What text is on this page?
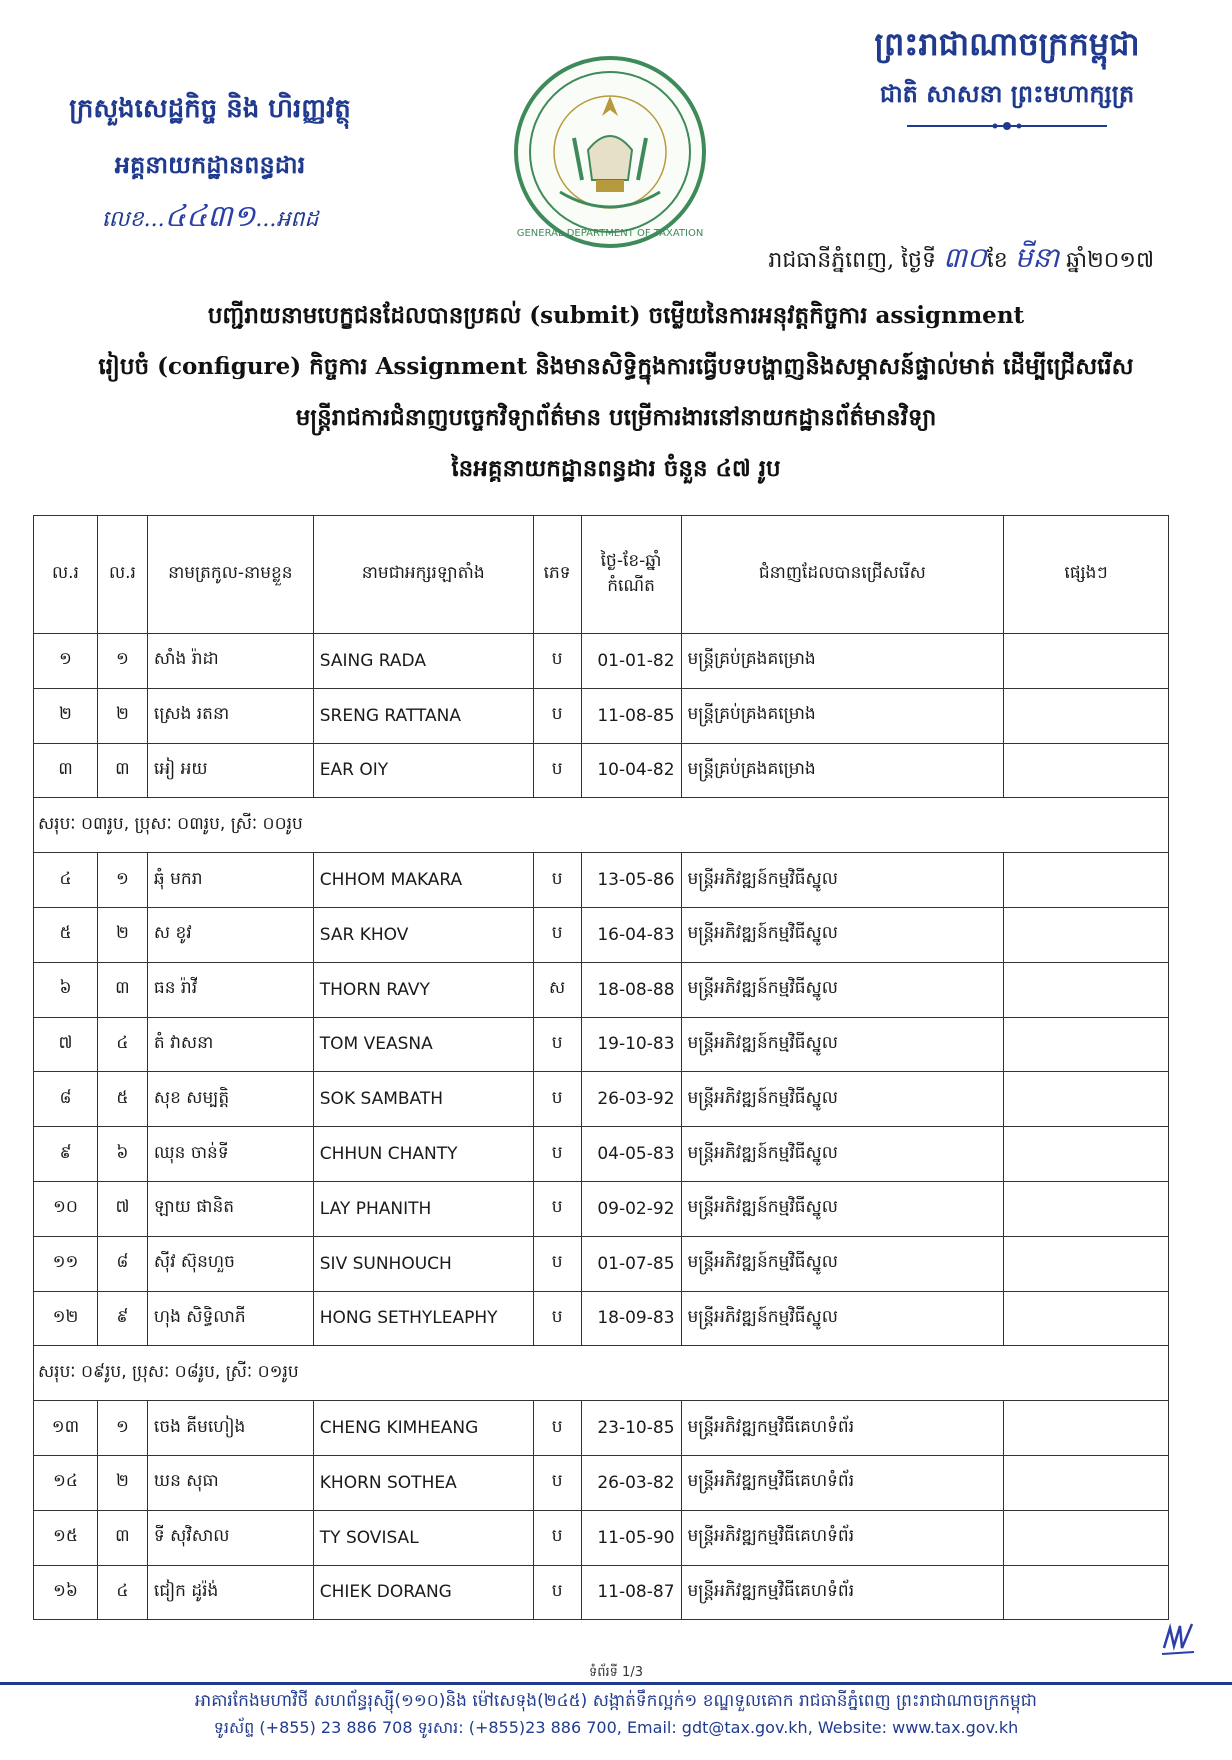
ក្រសួងសេដ្ឋកិច្ច និង ហិរញ្ញវត្ថុ
អគ្គនាយកដ្ឋានពន្ធដារ
លេខ...៤៤៣១...អពដ
GENERAL DEPARTMENT OF TAXATION
ព្រះរាជាណាចក្រកម្ពុជា
ជាតិ សាសនា ព្រះមហាក្សត្រ
រាជធានីភ្នំពេញ, ថ្ងៃទី ៣០ខែ មីនា ឆ្នាំ២០១៧
បញ្ជីរាយនាមបេក្ខជនដែលបានប្រគល់ (submit) ចម្លើយនៃការអនុវត្តកិច្ចការ assignment
រៀបចំ (configure) កិច្ចការ Assignment និងមានសិទ្ធិក្នុងការធ្វើបទបង្ហាញនិងសម្ភាសន៍ផ្ទាល់មាត់ ដើម្បីជ្រើសរើស
មន្ត្រីរាជការជំនាញបច្ចេកវិទ្យាព័ត៌មាន បម្រើការងារនៅនាយកដ្ឋានព័ត៌មានវិទ្យា
នៃអគ្គនាយកដ្ឋានពន្ធដារ ចំនួន ៤៧ រូប
ល.រ	ល.រ	នាមត្រកូល-នាមខ្លួន	នាមជាអក្សរឡាតាំង	ភេទ	ថ្ងៃ-ខែ-ឆ្នាំ កំណើត	ជំនាញដែលបានជ្រើសរើស	ផ្សេងៗ
១	១	សាំង រ៉ាដា	SAING RADA	ប	01-01-82	មន្ត្រីគ្រប់គ្រងគម្រោង	
២	២	ស្រេង រតនា	SRENG RATTANA	ប	11-08-85	មន្ត្រីគ្រប់គ្រងគម្រោង	
៣	៣	អៀ អយ	EAR OIY	ប	10-04-82	មន្ត្រីគ្រប់គ្រងគម្រោង	
សរុបៈ ០៣រូប, ប្រុសៈ ០៣រូប, ស្រីៈ ០០រូប							
៤	១	ឆុំ មករា	CHHOM MAKARA	ប	13-05-86	មន្ត្រីអភិវឌ្ឍន៍កម្មវិធីស្នូល	
៥	២	ស ខូវ	SAR KHOV	ប	16-04-83	មន្ត្រីអភិវឌ្ឍន៍កម្មវិធីស្នូល	
៦	៣	ធន រ៉ាវី	THORN RAVY	ស	18-08-88	មន្ត្រីអភិវឌ្ឍន៍កម្មវិធីស្នូល	
៧	៤	តំ វាសនា	TOM VEASNA	ប	19-10-83	មន្ត្រីអភិវឌ្ឍន៍កម្មវិធីស្នូល	
៨	៥	សុខ សម្បត្តិ	SOK SAMBATH	ប	26-03-92	មន្ត្រីអភិវឌ្ឍន៍កម្មវិធីស្នូល	
៩	៦	ឈុន ចាន់ទី	CHHUN CHANTY	ប	04-05-83	មន្ត្រីអភិវឌ្ឍន៍កម្មវិធីស្នូល	
១០	៧	ឡាយ ផានិត	LAY PHANITH	ប	09-02-92	មន្ត្រីអភិវឌ្ឍន៍កម្មវិធីស្នូល	
១១	៨	ស៊ីវ ស៊ុនហួច	SIV SUNHOUCH	ប	01-07-85	មន្ត្រីអភិវឌ្ឍន៍កម្មវិធីស្នូល	
១២	៩	ហុង សិទ្ធិលាភី	HONG SETHYLEAPHY	ប	18-09-83	មន្ត្រីអភិវឌ្ឍន៍កម្មវិធីស្នូល	
សរុបៈ ០៩រូប, ប្រុសៈ ០៨រូប, ស្រីៈ ០១រូប							
១៣	១	ចេង គីមហៀង	CHENG KIMHEANG	ប	23-10-85	មន្ត្រីអភិវឌ្ឍកម្មវិធីគេហទំព័រ	
១៤	២	ឃន សុធា	KHORN SOTHEA	ប	26-03-82	មន្ត្រីអភិវឌ្ឍកម្មវិធីគេហទំព័រ	
១៥	៣	ទី សុវិសាល	TY SOVISAL	ប	11-05-90	មន្ត្រីអភិវឌ្ឍកម្មវិធីគេហទំព័រ	
១៦	៤	ជៀក ដូរ៉ង់	CHIEK DORANG	ប	11-08-87	មន្ត្រីអភិវឌ្ឍកម្មវិធីគេហទំព័រ	
ទំព័រទី 1/3
អាគារកែងមហាវិថី សហព័ន្ធរុស្ស៊ី(១១០)និង ម៉ៅសេទុង(២៤៥) សង្កាត់ទឹកល្អក់១ ខណ្ឌទួលគោក រាជធានីភ្នំពេញ ព្រះរាជាណាចក្រកម្ពុជា
ទូរស័ព្ទ (+855) 23 886 708 ទូរសារ: (+855)23 886 700, Email: gdt@tax.gov.kh, Website: www.tax.gov.kh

------------------------------

* What to produce *
Pull out every line of the records that includes the string "រងគម".

* Complete output *
១	១	សាំង រ៉ាដា	SAING RADA	ប	01-01-82	មន្ត្រីគ្រប់គ្រងគម្រោង	
២	២	ស្រេង រតនា	SRENG RATTANA	ប	11-08-85	មន្ត្រីគ្រប់គ្រងគម្រោង	
៣	៣	អៀ អយ	EAR OIY	ប	10-04-82	មន្ត្រីគ្រប់គ្រងគម្រោង	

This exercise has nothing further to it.